── Dataset content ──
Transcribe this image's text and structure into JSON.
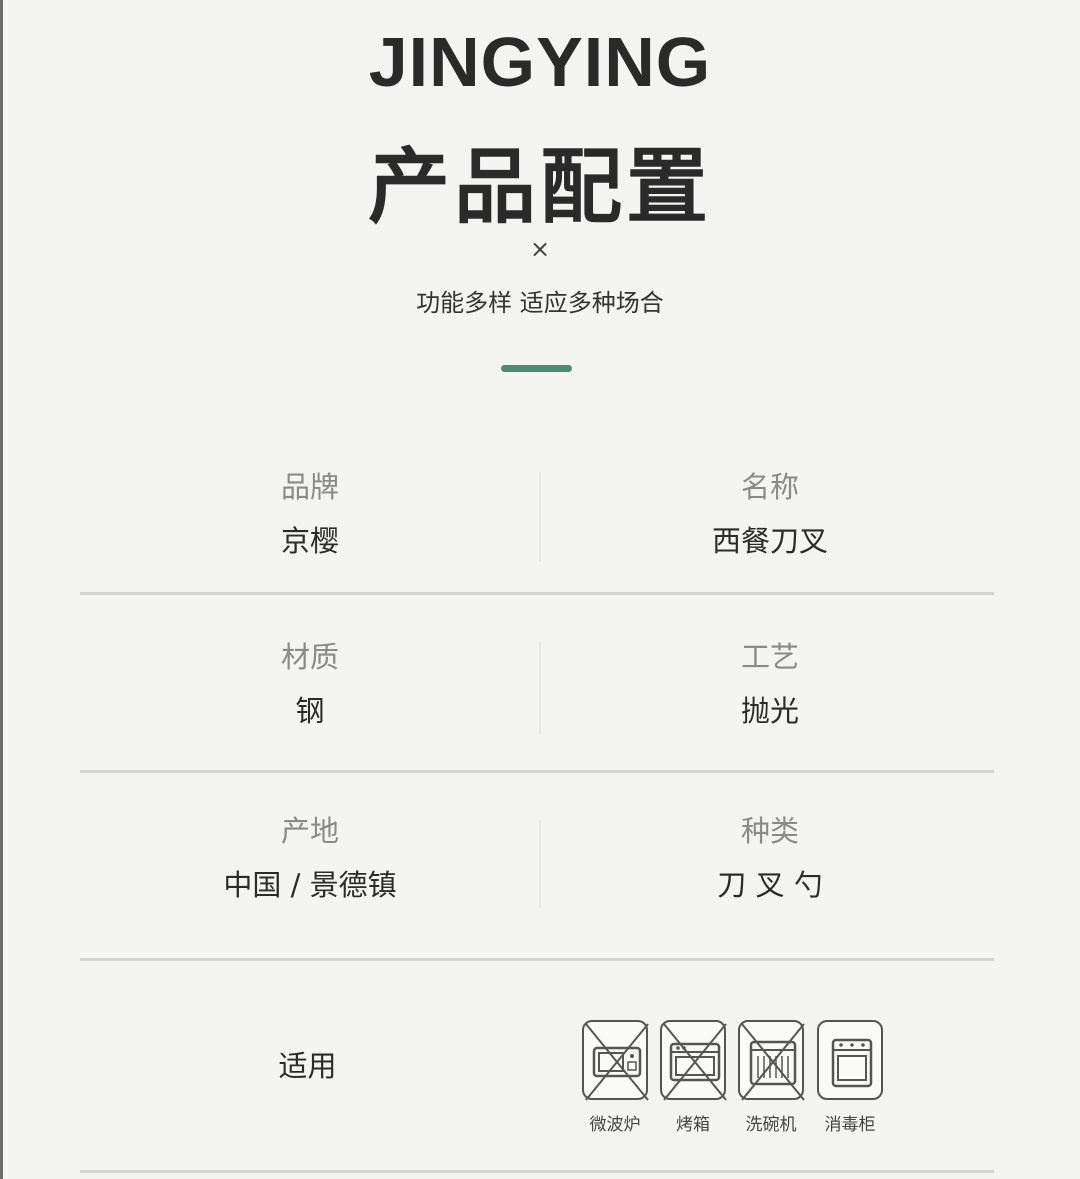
{
  "header": {
    "brand": "JINGYING",
    "title": "产品配置",
    "cross": "×",
    "subtitle": "功能多样 适应多种场合"
  },
  "specs": [
    {
      "label": "品牌",
      "value": "京樱"
    },
    {
      "label": "名称",
      "value": "西餐刀叉"
    },
    {
      "label": "材质",
      "value": "钢"
    },
    {
      "label": "工艺",
      "value": "抛光"
    },
    {
      "label": "产地",
      "value": "中国 / 景德镇"
    },
    {
      "label": "种类",
      "value": "刀 叉 勺"
    }
  ],
  "usage": {
    "label": "适用",
    "appliances": [
      {
        "name": "微波炉",
        "icon": "microwave-icon",
        "allowed": false
      },
      {
        "name": "烤箱",
        "icon": "oven-icon",
        "allowed": false
      },
      {
        "name": "洗碗机",
        "icon": "dishwasher-icon",
        "allowed": false
      },
      {
        "name": "消毒柜",
        "icon": "sterilizer-cabinet-icon",
        "allowed": true
      }
    ]
  },
  "colors": {
    "accent": "#4b8c72",
    "background": "#f4f4f2",
    "text": "#2b2b2b",
    "label": "#8a8a8a"
  }
}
───
All the records need to be repeated exactly, with the images dropped.

__Task output__.
Transcribe this image's text and structure into JSON.
{
  "header": {
    "brand": "JINGYING",
    "title": "产品配置",
    "cross": "×",
    "subtitle": "功能多样 适应多种场合"
  },
  "specs": [
    {
      "label": "品牌",
      "value": "京樱"
    },
    {
      "label": "名称",
      "value": "西餐刀叉"
    },
    {
      "label": "材质",
      "value": "钢"
    },
    {
      "label": "工艺",
      "value": "抛光"
    },
    {
      "label": "产地",
      "value": "中国 / 景德镇"
    },
    {
      "label": "种类",
      "value": "刀 叉 勺"
    }
  ],
  "usage": {
    "label": "适用",
    "appliances": [
      {
        "name": "微波炉",
        "icon": "microwave-icon",
        "allowed": false
      },
      {
        "name": "烤箱",
        "icon": "oven-icon",
        "allowed": false
      },
      {
        "name": "洗碗机",
        "icon": "dishwasher-icon",
        "allowed": false
      },
      {
        "name": "消毒柜",
        "icon": "sterilizer-cabinet-icon",
        "allowed": true
      }
    ]
  },
  "colors": {
    "accent": "#4b8c72",
    "background": "#f4f4f2",
    "text": "#2b2b2b",
    "label": "#8a8a8a"
  }
}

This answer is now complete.